Scan the records below. List lines holding "MovingAvg".

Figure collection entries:
————

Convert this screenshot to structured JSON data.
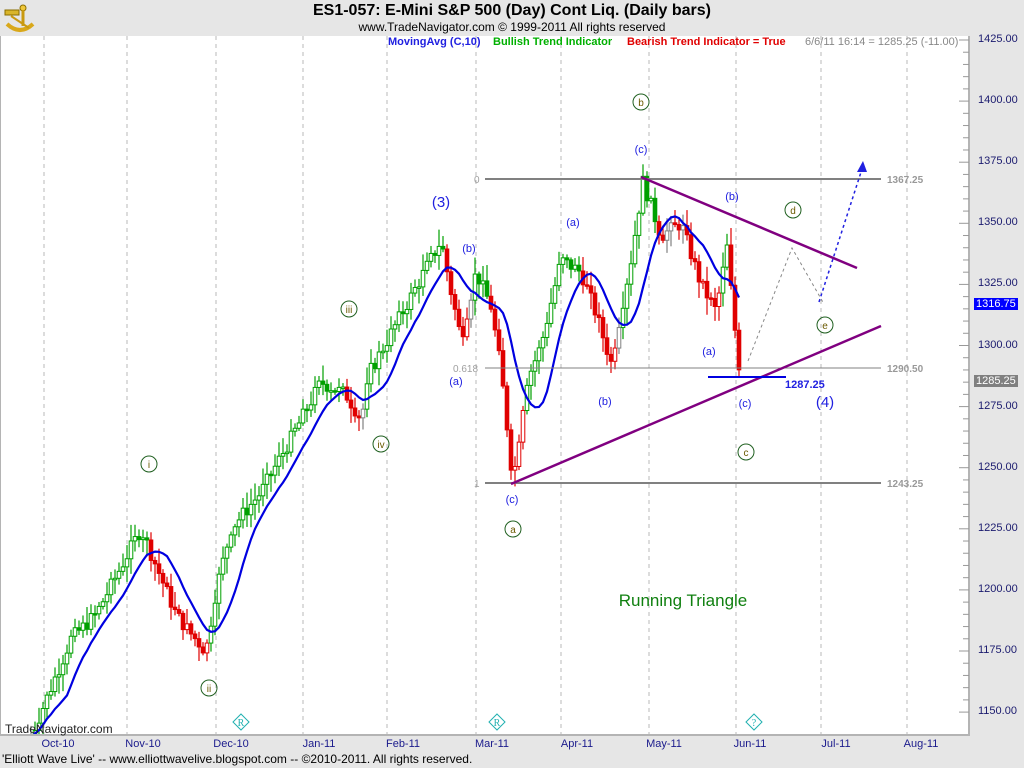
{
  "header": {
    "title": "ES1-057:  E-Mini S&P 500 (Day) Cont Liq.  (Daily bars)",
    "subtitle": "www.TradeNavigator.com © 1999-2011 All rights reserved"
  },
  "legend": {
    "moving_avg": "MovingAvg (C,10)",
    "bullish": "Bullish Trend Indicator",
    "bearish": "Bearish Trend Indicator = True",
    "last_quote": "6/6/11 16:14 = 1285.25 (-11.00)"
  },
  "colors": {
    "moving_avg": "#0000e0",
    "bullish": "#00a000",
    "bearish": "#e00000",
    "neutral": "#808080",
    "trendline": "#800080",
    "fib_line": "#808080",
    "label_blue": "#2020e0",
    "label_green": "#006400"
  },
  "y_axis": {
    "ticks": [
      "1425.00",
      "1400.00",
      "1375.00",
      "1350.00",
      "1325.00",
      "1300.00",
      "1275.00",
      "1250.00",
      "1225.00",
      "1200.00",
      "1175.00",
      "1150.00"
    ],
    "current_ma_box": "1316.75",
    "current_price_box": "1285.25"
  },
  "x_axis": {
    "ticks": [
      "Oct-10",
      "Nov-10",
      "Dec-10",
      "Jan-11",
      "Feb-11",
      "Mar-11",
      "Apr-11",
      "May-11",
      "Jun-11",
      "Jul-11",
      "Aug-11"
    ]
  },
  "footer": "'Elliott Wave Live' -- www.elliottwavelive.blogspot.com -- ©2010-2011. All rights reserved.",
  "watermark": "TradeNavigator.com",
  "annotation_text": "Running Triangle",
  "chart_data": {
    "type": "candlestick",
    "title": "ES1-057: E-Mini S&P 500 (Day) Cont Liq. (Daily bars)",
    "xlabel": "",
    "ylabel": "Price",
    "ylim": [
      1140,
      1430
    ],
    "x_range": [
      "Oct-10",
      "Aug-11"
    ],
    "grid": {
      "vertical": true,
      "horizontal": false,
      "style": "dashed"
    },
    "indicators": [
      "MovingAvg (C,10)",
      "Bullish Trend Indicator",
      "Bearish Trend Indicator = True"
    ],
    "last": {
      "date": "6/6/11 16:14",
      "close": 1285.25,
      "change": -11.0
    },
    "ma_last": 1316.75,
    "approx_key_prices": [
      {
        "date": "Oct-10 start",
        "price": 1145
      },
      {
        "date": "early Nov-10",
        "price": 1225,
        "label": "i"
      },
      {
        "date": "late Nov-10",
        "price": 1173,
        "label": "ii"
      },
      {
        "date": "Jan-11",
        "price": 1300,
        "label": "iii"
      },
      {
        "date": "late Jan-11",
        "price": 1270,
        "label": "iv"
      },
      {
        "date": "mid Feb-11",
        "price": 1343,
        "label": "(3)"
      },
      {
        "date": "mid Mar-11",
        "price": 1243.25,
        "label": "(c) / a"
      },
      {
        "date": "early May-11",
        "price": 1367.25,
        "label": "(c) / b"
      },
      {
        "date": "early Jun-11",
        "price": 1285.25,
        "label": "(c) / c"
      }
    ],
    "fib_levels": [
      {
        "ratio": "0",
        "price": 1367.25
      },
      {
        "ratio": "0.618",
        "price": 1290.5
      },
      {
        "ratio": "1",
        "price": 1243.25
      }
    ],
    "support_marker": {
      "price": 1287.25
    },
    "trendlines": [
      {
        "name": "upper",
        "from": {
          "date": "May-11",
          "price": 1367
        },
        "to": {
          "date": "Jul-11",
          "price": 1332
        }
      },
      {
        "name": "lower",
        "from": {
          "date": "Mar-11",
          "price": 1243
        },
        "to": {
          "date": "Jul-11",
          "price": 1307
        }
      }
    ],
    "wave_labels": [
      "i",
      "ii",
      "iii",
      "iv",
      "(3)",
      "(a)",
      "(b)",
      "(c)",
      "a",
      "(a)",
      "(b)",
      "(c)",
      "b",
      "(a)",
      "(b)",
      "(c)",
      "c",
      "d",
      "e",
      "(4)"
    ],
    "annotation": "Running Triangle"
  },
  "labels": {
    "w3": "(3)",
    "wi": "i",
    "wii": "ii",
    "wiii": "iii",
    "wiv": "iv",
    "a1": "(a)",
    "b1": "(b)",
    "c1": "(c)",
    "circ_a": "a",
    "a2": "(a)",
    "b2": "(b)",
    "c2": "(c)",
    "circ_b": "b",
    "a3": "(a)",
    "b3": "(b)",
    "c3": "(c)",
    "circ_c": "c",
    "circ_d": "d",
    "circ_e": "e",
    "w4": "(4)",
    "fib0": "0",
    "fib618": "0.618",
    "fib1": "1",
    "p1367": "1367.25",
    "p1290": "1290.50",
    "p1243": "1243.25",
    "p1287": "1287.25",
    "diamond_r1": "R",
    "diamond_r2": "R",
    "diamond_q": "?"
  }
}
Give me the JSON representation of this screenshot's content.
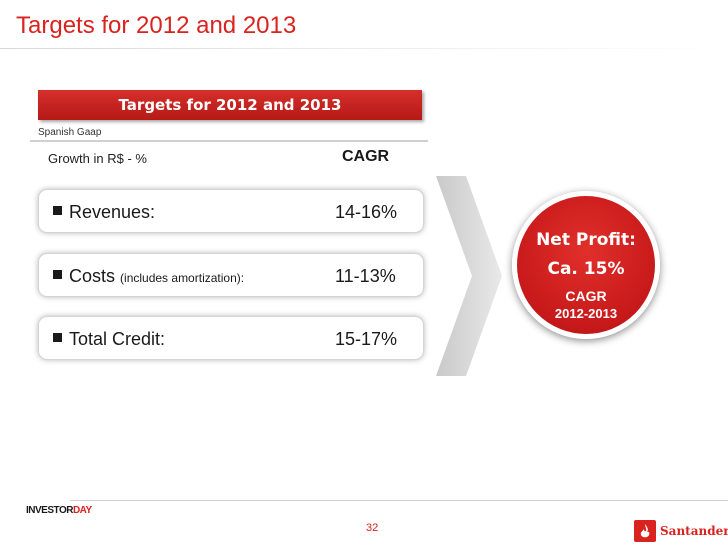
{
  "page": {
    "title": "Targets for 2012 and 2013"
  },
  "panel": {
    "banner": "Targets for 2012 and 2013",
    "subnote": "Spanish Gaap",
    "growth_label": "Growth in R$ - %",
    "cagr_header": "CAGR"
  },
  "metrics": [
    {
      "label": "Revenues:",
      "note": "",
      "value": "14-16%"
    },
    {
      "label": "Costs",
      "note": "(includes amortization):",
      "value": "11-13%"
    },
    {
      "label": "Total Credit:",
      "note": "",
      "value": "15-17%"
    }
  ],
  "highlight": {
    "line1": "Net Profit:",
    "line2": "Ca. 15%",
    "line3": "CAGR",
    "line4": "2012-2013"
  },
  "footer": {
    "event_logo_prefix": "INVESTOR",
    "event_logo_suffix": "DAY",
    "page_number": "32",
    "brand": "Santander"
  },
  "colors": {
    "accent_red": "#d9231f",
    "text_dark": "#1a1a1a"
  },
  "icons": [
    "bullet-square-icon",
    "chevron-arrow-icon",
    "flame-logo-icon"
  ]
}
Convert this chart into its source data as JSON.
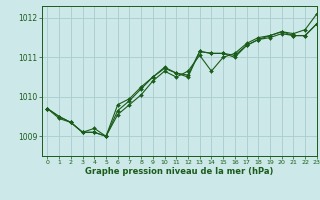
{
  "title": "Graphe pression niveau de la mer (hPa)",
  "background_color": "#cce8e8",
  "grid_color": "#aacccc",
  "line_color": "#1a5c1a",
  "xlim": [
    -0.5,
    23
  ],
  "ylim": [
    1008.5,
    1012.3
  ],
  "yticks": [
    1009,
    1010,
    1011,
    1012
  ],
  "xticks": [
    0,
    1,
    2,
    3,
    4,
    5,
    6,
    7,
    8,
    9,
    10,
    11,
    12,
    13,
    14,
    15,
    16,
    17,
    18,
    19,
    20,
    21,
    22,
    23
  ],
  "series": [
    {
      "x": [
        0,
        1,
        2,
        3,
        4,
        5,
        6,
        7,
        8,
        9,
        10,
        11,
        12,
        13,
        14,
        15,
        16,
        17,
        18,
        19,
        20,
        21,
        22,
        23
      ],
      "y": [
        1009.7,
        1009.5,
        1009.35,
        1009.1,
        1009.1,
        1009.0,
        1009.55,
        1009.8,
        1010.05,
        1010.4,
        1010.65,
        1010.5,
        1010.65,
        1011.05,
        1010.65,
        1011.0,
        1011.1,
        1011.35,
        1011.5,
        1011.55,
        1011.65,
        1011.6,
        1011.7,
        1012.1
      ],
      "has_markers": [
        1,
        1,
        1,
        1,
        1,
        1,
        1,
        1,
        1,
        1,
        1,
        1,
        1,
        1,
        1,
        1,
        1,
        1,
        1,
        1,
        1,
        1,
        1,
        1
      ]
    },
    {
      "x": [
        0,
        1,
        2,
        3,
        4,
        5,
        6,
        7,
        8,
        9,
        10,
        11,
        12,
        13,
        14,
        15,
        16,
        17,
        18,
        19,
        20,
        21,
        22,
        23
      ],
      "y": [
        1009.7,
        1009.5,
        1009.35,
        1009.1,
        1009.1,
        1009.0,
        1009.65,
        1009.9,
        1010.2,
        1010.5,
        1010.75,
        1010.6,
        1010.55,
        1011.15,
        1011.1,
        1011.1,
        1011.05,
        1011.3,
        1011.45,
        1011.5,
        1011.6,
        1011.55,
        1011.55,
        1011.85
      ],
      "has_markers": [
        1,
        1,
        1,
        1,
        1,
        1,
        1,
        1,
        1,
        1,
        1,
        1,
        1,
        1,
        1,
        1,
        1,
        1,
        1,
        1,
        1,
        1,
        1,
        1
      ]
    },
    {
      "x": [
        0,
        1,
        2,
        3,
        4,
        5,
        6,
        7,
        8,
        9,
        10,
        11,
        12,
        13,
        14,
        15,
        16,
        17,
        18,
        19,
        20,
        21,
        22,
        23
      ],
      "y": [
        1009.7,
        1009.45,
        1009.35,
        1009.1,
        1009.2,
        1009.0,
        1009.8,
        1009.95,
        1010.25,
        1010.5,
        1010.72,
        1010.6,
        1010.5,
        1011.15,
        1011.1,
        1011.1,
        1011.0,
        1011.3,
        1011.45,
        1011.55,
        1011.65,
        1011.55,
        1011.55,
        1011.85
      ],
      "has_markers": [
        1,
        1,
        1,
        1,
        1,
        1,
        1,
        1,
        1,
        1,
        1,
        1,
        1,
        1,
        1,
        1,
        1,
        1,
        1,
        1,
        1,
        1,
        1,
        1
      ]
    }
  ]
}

————

Full response:
    "moving_avg": "MovingAvg (C,10)",
      "MovingAvg (C,10)",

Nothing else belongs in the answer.